→ **Data excerpts**
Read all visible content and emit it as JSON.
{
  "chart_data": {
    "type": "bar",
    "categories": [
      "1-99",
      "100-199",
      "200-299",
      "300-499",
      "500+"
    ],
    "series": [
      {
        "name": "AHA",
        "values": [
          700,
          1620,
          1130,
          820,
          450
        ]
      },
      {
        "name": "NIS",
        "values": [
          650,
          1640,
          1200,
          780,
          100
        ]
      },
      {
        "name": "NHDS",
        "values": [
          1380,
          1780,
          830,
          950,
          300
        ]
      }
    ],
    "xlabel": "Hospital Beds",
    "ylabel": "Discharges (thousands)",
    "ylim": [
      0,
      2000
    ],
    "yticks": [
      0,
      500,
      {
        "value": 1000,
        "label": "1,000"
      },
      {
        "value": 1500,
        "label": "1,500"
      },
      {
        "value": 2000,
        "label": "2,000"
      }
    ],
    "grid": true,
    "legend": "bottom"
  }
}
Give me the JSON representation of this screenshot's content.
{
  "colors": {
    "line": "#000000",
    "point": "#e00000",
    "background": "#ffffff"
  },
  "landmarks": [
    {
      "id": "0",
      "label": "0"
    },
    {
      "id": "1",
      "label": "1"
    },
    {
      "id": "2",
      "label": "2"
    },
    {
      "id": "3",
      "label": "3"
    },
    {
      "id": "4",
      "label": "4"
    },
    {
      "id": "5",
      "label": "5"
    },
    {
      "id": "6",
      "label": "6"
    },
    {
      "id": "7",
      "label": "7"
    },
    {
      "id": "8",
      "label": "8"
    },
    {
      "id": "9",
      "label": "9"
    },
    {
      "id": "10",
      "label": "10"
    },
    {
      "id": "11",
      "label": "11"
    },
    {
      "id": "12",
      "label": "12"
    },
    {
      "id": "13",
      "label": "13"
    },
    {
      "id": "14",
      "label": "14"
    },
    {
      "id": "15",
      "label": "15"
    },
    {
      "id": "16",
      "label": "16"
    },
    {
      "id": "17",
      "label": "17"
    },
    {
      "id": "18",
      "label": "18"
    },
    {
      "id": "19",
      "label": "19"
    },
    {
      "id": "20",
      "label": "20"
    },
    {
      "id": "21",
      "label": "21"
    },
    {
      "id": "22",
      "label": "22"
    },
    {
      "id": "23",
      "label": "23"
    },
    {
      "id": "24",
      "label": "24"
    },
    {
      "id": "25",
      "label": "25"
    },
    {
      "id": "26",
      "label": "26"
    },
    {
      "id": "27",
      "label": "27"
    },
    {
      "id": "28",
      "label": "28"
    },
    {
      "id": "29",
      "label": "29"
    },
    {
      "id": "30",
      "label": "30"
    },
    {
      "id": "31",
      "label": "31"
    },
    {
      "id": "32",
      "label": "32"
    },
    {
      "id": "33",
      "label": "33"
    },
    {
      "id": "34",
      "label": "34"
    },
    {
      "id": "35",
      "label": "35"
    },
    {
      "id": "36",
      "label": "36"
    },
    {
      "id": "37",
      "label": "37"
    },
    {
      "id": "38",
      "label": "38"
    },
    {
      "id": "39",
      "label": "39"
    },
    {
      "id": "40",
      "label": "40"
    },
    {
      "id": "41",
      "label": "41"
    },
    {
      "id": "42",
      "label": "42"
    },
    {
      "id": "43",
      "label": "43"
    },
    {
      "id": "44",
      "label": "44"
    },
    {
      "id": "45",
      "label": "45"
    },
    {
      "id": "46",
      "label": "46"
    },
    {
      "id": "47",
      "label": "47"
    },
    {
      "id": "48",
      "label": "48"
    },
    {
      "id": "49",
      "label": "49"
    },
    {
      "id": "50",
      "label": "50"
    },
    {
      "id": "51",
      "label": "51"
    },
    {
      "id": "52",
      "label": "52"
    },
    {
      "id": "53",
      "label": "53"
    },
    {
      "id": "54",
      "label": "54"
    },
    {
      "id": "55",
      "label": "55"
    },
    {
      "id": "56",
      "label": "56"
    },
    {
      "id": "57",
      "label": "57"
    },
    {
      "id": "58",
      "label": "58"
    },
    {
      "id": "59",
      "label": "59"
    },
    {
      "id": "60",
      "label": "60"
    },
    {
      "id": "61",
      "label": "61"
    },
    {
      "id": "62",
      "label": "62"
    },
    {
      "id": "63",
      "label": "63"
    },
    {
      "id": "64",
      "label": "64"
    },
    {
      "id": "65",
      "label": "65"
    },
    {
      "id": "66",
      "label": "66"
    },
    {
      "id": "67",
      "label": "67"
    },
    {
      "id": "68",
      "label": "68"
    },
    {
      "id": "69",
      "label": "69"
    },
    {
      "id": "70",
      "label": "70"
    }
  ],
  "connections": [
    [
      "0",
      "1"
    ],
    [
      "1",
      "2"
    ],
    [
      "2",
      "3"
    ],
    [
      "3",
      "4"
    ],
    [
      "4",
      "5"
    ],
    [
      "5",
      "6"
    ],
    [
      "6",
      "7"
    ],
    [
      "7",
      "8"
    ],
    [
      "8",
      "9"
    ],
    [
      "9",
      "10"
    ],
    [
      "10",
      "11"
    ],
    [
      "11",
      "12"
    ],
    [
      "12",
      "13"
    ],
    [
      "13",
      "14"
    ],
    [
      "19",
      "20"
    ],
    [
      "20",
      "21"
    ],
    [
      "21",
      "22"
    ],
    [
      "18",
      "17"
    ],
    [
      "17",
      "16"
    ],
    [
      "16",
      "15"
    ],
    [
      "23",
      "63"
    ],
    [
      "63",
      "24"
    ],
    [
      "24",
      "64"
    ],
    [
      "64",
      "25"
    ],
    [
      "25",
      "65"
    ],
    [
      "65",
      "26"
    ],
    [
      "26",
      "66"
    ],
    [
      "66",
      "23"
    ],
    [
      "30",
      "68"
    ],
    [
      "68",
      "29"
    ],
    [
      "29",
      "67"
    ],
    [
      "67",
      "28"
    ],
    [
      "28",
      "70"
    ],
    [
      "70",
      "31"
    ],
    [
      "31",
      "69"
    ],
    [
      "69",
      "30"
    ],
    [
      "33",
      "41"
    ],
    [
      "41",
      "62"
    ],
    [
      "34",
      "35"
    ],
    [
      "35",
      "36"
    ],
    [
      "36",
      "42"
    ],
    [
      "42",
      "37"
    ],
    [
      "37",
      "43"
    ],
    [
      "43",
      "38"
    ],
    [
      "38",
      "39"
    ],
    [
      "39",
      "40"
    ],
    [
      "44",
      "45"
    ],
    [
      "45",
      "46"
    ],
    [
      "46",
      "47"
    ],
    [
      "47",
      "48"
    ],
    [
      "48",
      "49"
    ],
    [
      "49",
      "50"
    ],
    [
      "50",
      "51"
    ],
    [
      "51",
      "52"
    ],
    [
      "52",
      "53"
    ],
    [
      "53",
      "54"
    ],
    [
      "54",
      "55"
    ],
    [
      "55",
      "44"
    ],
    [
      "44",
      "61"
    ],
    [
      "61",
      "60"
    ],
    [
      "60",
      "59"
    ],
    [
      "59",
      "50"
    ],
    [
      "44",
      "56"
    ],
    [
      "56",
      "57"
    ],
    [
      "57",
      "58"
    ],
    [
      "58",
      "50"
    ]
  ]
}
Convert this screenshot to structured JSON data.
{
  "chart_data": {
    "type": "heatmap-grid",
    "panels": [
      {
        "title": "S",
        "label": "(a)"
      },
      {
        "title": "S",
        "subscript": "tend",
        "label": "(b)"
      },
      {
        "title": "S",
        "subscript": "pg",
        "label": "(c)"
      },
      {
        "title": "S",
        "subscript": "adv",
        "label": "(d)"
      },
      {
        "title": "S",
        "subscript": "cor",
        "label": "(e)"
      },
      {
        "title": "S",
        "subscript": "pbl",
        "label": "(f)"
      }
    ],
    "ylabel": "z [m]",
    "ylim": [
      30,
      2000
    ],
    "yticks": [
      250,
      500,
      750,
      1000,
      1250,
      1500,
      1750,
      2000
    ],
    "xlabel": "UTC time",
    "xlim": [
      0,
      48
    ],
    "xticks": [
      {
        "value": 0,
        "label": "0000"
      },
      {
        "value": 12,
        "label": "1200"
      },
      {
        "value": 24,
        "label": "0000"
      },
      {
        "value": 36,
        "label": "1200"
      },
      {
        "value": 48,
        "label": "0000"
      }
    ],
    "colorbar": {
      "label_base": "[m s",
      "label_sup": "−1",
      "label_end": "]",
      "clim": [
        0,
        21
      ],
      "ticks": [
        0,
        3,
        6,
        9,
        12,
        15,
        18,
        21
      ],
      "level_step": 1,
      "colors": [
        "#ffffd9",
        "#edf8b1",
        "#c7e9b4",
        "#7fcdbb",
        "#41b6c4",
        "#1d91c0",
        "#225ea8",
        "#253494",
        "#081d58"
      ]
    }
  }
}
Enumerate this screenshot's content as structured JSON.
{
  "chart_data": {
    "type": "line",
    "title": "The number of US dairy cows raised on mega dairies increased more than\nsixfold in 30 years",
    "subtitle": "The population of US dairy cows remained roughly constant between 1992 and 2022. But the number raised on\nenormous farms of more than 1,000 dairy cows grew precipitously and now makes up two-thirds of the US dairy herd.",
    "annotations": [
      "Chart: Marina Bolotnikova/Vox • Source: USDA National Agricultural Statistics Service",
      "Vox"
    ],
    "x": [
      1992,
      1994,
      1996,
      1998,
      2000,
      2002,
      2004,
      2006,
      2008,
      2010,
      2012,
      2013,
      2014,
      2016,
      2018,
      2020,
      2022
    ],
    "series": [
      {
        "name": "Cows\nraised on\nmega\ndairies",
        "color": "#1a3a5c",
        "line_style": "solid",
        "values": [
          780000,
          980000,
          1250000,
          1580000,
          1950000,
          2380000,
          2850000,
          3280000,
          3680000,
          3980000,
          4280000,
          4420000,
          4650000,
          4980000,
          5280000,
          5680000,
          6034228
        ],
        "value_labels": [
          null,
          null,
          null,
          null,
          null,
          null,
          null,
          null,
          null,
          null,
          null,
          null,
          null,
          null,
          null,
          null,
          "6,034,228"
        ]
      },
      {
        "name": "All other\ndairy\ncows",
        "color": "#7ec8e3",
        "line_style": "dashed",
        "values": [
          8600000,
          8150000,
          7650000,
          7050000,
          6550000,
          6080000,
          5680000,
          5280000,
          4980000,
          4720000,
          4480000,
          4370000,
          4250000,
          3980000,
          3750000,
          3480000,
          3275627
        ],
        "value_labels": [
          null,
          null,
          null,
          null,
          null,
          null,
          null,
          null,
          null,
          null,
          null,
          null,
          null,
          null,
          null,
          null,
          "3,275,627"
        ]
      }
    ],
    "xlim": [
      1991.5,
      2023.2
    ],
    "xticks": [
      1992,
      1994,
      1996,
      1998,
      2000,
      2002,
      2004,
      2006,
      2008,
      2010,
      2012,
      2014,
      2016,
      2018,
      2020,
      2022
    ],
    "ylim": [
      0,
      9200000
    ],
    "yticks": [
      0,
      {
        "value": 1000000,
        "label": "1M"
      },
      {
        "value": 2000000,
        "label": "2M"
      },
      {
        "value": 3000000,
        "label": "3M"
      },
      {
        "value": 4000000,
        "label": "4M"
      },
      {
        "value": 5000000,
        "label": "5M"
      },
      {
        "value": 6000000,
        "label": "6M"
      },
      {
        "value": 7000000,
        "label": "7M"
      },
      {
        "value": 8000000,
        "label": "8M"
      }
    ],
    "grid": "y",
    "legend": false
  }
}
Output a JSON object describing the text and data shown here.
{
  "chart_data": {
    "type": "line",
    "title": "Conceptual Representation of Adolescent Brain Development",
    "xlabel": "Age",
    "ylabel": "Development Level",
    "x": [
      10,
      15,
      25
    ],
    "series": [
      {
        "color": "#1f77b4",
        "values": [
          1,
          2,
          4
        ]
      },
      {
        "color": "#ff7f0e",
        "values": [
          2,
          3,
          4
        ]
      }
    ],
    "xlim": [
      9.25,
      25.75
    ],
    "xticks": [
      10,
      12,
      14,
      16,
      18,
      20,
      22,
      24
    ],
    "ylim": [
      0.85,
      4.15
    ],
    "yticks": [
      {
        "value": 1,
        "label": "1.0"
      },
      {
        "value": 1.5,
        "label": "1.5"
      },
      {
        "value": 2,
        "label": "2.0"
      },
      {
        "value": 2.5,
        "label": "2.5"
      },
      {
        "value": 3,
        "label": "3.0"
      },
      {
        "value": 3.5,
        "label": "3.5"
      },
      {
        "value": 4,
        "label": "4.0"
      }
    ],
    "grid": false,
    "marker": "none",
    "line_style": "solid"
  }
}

→ **Set exercise**
Using the listing above, locate the lines that hold "xlabel" and copy each one.

→ **Answer to this task**
    "xlabel": "Hospital Beds",
    "xlabel": "UTC time",
    "xlabel": "Age",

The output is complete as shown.